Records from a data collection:
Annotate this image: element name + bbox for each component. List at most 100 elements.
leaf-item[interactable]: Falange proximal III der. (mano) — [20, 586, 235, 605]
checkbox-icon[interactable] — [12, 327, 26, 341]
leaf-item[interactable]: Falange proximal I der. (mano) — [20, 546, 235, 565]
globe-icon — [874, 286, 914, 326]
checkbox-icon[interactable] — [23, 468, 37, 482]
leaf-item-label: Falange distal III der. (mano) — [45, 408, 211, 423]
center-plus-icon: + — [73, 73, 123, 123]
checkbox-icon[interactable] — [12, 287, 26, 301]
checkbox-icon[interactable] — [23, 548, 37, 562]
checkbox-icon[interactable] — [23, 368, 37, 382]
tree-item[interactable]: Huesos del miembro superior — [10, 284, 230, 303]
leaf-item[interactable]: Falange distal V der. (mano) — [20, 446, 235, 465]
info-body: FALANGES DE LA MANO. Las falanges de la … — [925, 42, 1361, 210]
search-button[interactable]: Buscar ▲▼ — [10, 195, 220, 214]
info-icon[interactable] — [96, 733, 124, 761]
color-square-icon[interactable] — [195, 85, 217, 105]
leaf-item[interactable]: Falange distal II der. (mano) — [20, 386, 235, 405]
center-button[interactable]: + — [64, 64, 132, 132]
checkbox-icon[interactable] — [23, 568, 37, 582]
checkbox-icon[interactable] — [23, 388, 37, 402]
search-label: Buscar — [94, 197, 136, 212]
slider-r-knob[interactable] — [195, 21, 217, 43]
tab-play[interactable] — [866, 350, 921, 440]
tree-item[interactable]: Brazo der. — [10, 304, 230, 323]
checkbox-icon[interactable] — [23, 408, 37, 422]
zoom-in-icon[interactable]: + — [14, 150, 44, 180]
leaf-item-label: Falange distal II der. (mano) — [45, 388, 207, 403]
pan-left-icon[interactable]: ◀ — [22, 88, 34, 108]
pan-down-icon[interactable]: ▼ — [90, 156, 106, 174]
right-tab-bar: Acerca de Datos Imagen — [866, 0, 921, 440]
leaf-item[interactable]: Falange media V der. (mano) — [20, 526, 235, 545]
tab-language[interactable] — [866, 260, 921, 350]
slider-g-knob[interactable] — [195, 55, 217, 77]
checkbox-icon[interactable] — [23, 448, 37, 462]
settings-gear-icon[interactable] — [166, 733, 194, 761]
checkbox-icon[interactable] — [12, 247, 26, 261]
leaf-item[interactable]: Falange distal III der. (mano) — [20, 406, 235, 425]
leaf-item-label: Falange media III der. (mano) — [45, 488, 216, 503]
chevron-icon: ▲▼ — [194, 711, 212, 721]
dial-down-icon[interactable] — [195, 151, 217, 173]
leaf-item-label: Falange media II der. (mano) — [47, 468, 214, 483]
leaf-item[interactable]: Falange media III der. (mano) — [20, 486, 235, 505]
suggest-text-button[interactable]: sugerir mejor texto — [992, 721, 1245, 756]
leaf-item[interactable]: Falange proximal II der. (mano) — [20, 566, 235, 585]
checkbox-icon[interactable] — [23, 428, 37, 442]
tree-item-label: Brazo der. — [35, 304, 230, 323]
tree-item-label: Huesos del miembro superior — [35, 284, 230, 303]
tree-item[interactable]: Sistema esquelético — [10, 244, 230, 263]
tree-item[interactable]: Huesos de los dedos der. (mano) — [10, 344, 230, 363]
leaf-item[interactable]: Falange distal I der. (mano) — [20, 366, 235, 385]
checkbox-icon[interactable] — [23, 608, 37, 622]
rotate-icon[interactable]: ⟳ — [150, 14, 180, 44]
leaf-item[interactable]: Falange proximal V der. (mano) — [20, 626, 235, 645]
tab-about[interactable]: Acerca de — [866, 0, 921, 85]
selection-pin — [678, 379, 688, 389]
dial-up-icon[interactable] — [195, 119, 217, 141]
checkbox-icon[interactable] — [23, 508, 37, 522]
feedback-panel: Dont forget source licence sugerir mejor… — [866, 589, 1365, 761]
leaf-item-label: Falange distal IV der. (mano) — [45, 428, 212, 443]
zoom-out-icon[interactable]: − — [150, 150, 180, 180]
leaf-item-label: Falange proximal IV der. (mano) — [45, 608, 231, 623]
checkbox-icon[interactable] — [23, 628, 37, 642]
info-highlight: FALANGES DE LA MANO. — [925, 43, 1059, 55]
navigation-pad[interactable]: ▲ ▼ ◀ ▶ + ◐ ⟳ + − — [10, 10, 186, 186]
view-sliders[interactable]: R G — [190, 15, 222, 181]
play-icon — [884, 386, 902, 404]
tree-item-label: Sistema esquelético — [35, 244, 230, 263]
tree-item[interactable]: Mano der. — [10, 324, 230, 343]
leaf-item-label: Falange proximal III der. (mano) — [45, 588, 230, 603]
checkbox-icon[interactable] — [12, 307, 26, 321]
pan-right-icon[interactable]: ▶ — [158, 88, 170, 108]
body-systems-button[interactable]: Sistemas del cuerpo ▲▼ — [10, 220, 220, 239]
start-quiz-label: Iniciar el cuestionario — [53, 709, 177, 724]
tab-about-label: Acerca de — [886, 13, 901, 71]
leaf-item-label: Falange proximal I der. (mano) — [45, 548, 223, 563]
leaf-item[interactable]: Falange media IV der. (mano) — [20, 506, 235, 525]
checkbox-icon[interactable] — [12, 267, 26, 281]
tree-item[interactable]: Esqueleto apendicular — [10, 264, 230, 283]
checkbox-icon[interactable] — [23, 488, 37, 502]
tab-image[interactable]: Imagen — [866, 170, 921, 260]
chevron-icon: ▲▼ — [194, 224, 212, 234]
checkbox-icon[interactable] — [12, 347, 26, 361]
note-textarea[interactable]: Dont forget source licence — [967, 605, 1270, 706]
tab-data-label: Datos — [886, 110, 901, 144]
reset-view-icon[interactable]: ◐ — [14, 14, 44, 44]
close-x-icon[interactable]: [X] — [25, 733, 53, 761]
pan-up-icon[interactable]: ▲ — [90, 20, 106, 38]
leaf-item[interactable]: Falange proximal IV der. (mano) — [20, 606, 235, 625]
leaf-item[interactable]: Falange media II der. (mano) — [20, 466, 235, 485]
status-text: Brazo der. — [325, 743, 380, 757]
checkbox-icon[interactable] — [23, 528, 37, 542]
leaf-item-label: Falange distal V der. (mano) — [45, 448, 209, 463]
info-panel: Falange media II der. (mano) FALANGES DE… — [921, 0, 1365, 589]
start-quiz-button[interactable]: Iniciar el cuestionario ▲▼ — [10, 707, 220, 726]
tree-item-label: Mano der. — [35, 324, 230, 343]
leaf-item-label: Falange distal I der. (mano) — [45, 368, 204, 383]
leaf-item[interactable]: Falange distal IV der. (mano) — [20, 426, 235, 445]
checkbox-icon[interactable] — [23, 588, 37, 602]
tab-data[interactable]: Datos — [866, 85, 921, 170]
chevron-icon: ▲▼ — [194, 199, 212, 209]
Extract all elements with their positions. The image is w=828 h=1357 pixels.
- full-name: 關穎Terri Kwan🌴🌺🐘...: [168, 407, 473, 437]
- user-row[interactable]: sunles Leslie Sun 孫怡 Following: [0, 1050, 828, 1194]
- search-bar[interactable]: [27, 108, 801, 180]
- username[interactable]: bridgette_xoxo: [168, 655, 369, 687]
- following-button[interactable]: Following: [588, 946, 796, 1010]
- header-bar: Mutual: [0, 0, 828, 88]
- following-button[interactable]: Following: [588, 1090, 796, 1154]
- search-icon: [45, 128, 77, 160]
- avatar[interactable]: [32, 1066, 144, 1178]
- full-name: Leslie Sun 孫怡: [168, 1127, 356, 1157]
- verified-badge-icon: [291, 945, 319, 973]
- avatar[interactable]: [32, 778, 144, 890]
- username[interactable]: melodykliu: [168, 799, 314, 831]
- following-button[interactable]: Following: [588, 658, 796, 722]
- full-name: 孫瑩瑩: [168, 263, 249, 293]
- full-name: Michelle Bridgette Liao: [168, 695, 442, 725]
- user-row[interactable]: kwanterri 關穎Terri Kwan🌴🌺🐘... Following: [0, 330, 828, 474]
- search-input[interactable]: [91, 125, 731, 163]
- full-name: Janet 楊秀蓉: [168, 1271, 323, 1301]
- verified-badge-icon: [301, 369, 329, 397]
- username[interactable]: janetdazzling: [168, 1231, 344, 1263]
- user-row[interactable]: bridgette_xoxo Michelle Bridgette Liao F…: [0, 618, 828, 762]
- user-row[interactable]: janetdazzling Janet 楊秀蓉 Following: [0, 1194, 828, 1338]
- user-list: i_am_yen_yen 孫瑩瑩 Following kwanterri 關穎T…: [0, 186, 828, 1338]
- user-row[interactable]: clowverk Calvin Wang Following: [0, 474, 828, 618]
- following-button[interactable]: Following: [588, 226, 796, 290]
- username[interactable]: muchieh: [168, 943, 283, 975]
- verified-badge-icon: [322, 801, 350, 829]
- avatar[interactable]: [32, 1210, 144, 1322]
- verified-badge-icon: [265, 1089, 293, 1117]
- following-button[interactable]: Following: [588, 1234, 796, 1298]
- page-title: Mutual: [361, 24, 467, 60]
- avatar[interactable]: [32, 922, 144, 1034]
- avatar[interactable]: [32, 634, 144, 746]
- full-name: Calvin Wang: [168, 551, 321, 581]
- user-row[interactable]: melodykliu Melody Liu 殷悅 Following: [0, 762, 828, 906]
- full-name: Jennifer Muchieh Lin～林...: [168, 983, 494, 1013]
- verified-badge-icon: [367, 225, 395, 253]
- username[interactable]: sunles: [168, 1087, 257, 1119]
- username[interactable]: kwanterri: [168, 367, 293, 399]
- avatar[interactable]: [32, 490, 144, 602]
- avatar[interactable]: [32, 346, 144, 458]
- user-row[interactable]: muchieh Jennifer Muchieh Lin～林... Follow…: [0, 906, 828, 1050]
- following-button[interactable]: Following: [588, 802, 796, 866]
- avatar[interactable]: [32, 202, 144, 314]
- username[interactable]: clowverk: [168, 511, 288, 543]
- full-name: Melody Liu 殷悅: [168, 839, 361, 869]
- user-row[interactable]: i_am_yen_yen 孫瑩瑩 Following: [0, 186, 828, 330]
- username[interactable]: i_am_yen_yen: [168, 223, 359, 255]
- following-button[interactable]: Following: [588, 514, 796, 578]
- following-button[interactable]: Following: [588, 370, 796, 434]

*Task objective*: Reproduce the records above verbatim, from their start down to and including the line containing "checkbox-icon[interactable] — [23, 468, 37, 482]".

*Written response*:
Annotate this image: element name + bbox for each component. List at most 100 elements.
leaf-item[interactable]: Falange proximal III der. (mano) — [20, 586, 235, 605]
checkbox-icon[interactable] — [12, 327, 26, 341]
leaf-item[interactable]: Falange proximal I der. (mano) — [20, 546, 235, 565]
globe-icon — [874, 286, 914, 326]
checkbox-icon[interactable] — [23, 468, 37, 482]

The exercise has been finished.